**Exercise**. Reproduce verbatim everything in the material from the line containing "293, 705, 311]" down to the line containing "257, 705, 275]", both of those lines included.

━━━━━━

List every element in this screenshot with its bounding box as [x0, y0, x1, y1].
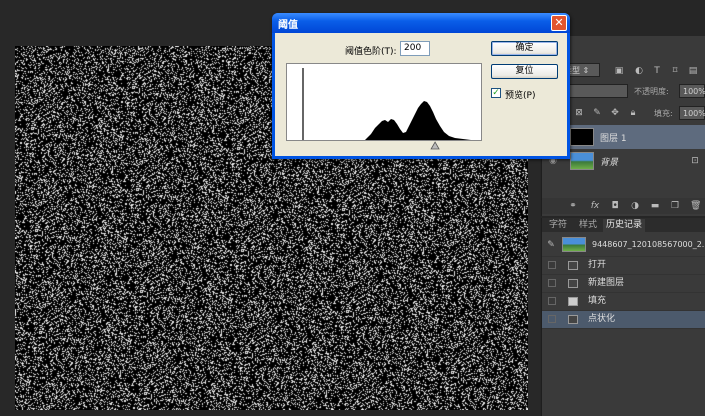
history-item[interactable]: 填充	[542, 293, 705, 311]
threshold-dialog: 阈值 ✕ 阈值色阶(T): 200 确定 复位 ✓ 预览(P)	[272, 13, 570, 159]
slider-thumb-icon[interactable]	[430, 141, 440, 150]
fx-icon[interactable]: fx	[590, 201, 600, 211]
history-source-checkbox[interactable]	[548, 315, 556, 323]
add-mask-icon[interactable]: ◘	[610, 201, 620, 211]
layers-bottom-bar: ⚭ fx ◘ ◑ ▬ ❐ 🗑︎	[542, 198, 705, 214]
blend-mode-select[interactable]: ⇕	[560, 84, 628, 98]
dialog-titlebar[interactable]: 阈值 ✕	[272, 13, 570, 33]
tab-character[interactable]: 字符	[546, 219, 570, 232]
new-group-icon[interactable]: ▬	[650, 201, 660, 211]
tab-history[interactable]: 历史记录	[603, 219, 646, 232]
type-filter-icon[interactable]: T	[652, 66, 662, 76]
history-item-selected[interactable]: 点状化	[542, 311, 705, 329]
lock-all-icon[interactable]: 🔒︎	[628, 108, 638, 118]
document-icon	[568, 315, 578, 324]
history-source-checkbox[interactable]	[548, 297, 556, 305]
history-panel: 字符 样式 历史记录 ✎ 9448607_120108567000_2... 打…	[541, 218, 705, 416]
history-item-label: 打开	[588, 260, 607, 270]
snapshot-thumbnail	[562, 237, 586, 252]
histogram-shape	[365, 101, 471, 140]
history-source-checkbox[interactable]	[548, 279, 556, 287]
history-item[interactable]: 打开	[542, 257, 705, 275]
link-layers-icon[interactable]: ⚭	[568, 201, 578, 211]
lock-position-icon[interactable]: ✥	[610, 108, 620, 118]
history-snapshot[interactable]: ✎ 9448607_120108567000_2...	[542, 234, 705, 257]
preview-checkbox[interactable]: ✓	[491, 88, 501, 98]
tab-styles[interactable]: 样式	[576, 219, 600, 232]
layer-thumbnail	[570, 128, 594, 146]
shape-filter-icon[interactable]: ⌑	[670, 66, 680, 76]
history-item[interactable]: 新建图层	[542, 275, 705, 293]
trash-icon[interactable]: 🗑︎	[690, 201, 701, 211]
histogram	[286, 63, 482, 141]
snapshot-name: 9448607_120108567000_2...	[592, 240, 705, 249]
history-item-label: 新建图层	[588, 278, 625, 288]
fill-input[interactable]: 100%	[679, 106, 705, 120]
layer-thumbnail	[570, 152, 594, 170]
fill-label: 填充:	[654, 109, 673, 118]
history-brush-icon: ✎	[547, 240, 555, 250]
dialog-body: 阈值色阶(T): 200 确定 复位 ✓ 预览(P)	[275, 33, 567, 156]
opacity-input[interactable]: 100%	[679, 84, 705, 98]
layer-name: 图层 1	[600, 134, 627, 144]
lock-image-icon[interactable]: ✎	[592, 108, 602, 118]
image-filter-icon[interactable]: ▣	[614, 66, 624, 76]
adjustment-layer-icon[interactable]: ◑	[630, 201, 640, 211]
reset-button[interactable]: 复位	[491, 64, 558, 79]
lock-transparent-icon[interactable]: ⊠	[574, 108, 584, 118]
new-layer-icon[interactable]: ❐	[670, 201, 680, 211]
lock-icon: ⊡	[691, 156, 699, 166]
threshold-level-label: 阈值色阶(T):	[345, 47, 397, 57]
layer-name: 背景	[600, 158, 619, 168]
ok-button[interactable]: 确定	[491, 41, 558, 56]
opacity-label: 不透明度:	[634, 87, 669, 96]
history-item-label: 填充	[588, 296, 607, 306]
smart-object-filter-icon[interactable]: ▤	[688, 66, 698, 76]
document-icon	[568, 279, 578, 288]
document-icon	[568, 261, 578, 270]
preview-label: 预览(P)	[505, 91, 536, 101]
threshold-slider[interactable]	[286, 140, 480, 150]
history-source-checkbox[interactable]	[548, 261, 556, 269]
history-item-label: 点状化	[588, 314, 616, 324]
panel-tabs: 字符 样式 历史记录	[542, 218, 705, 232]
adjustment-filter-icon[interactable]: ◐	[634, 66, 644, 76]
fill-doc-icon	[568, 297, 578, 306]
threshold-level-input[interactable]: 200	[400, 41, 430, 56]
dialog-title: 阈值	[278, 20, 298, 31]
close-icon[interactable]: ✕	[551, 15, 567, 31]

━━━━━━

**Written answer**.
history-item[interactable]: 填充	[542, 293, 705, 311]
threshold-dialog: 阈值 ✕ 阈值色阶(T): 200 确定 复位 ✓ 预览(P)	[272, 13, 570, 159]
slider-thumb-icon[interactable]	[430, 141, 440, 150]
fx-icon[interactable]: fx	[590, 201, 600, 211]
history-source-checkbox[interactable]	[548, 315, 556, 323]
add-mask-icon[interactable]: ◘	[610, 201, 620, 211]
layers-bottom-bar: ⚭ fx ◘ ◑ ▬ ❐ 🗑︎	[542, 198, 705, 214]
blend-mode-select[interactable]: ⇕	[560, 84, 628, 98]
dialog-titlebar[interactable]: 阈值 ✕	[272, 13, 570, 33]
tab-character[interactable]: 字符	[546, 219, 570, 232]
new-group-icon[interactable]: ▬	[650, 201, 660, 211]
tab-history[interactable]: 历史记录	[603, 219, 646, 232]
type-filter-icon[interactable]: T	[652, 66, 662, 76]
history-item-selected[interactable]: 点状化	[542, 311, 705, 329]
lock-all-icon[interactable]: 🔒︎	[628, 108, 638, 118]
document-icon	[568, 315, 578, 324]
history-source-checkbox[interactable]	[548, 297, 556, 305]
history-panel: 字符 样式 历史记录 ✎ 9448607_120108567000_2... 打…	[541, 218, 705, 416]
history-item-label: 打开	[588, 260, 607, 270]
snapshot-thumbnail	[562, 237, 586, 252]
histogram-shape	[365, 101, 471, 140]
history-source-checkbox[interactable]	[548, 279, 556, 287]
history-item[interactable]: 打开	[542, 257, 705, 275]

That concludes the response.